-- Exercise material --
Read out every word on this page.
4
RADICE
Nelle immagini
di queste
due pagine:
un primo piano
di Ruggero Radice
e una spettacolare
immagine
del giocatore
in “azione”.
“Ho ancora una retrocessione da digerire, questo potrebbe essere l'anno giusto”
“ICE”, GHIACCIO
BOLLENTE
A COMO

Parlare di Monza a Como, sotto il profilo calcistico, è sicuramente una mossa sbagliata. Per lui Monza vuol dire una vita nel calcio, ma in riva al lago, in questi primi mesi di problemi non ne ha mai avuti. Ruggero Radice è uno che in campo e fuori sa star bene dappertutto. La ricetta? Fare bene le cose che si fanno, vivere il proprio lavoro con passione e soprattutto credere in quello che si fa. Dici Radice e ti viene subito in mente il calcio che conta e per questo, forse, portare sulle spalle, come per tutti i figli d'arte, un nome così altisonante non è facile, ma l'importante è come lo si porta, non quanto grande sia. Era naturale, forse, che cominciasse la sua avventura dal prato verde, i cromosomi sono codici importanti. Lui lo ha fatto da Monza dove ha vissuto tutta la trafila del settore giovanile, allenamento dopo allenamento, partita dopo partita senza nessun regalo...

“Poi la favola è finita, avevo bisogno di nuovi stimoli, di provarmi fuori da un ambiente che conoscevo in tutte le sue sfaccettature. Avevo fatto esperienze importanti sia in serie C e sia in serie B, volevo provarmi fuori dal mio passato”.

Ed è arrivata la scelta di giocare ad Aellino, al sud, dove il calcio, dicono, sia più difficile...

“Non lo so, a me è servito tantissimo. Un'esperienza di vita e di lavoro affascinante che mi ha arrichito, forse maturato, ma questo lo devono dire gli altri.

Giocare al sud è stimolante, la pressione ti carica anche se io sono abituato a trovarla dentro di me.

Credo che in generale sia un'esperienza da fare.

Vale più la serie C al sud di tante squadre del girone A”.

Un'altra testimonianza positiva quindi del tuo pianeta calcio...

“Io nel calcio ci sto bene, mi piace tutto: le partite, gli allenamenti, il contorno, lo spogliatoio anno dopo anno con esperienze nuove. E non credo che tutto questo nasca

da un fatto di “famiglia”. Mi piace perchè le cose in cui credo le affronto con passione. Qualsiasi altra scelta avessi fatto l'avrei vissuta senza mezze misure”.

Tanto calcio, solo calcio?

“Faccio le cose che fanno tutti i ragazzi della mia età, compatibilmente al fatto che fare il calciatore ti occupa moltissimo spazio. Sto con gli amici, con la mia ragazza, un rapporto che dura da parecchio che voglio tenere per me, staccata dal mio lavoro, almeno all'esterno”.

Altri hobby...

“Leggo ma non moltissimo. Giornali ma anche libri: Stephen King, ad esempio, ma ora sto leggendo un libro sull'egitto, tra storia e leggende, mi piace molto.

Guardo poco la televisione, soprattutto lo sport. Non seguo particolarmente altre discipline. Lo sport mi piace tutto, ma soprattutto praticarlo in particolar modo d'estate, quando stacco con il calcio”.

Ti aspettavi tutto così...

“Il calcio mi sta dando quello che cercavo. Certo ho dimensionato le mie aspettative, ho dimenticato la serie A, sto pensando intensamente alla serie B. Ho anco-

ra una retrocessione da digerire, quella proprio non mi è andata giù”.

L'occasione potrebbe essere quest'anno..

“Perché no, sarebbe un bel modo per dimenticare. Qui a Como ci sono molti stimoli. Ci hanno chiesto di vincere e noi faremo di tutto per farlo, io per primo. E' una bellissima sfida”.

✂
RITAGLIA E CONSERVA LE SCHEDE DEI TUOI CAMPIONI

-- Description of the task --
From the first line to the last, please quote the material above exactly.

-- Problem solution --
Read out every word on this page.
4
RADICE
Nelle immagini
di queste
due pagine:
un primo piano
di Ruggero Radice
e una spettacolare
immagine
del giocatore
in “azione”.
“Ho ancora una retrocessione da digerire, questo potrebbe essere l'anno giusto”
“ICE”, GHIACCIO
BOLLENTE
A COMO

Parlare di Monza a Como, sotto il profilo calcistico, è sicuramente una mossa sbagliata. Per lui Monza vuol dire una vita nel calcio, ma in riva al lago, in questi primi mesi di problemi non ne ha mai avuti. Ruggero Radice è uno che in campo e fuori sa star bene dappertutto. La ricetta? Fare bene le cose che si fanno, vivere il proprio lavoro con passione e soprattutto credere in quello che si fa. Dici Radice e ti viene subito in mente il calcio che conta e per questo, forse, portare sulle spalle, come per tutti i figli d'arte, un nome così altisonante non è facile, ma l'importante è come lo si porta, non quanto grande sia. Era naturale, forse, che cominciasse la sua avventura dal prato verde, i cromosomi sono codici importanti. Lui lo ha fatto da Monza dove ha vissuto tutta la trafila del settore giovanile, allenamento dopo allenamento, partita dopo partita senza nessun regalo...

“Poi la favola è finita, avevo bisogno di nuovi stimoli, di provarmi fuori da un ambiente che conoscevo in tutte le sue sfaccettature. Avevo fatto esperienze importanti sia in serie C e sia in serie B, volevo provarmi fuori dal mio passato”.

Ed è arrivata la scelta di giocare ad Aellino, al sud, dove il calcio, dicono, sia più difficile...

“Non lo so, a me è servito tantissimo. Un'esperienza di vita e di lavoro affascinante che mi ha arrichito, forse maturato, ma questo lo devono dire gli altri.

Giocare al sud è stimolante, la pressione ti carica anche se io sono abituato a trovarla dentro di me.

Credo che in generale sia un'esperienza da fare.

Vale più la serie C al sud di tante squadre del girone A”.

Un'altra testimonianza positiva quindi del tuo pianeta calcio...

“Io nel calcio ci sto bene, mi piace tutto: le partite, gli allenamenti, il contorno, lo spogliatoio anno dopo anno con esperienze nuove. E non credo che tutto questo nasca

da un fatto di “famiglia”. Mi piace perchè le cose in cui credo le affronto con passione. Qualsiasi altra scelta avessi fatto l'avrei vissuta senza mezze misure”.

Tanto calcio, solo calcio?

“Faccio le cose che fanno tutti i ragazzi della mia età, compatibilmente al fatto che fare il calciatore ti occupa moltissimo spazio. Sto con gli amici, con la mia ragazza, un rapporto che dura da parecchio che voglio tenere per me, staccata dal mio lavoro, almeno all'esterno”.

Altri hobby...

“Leggo ma non moltissimo. Giornali ma anche libri: Stephen King, ad esempio, ma ora sto leggendo un libro sull'egitto, tra storia e leggende, mi piace molto.

Guardo poco la televisione, soprattutto lo sport. Non seguo particolarmente altre discipline. Lo sport mi piace tutto, ma soprattutto praticarlo in particolar modo d'estate, quando stacco con il calcio”.

Ti aspettavi tutto così...

“Il calcio mi sta dando quello che cercavo. Certo ho dimensionato le mie aspettative, ho dimenticato la serie A, sto pensando intensamente alla serie B. Ho anco-

ra una retrocessione da digerire, quella proprio non mi è andata giù”.

L'occasione potrebbe essere quest'anno..

“Perché no, sarebbe un bel modo per dimenticare. Qui a Como ci sono molti stimoli. Ci hanno chiesto di vincere e noi faremo di tutto per farlo, io per primo. E' una bellissima sfida”.

✂
RITAGLIA E CONSERVA LE SCHEDE DEI TUOI CAMPIONI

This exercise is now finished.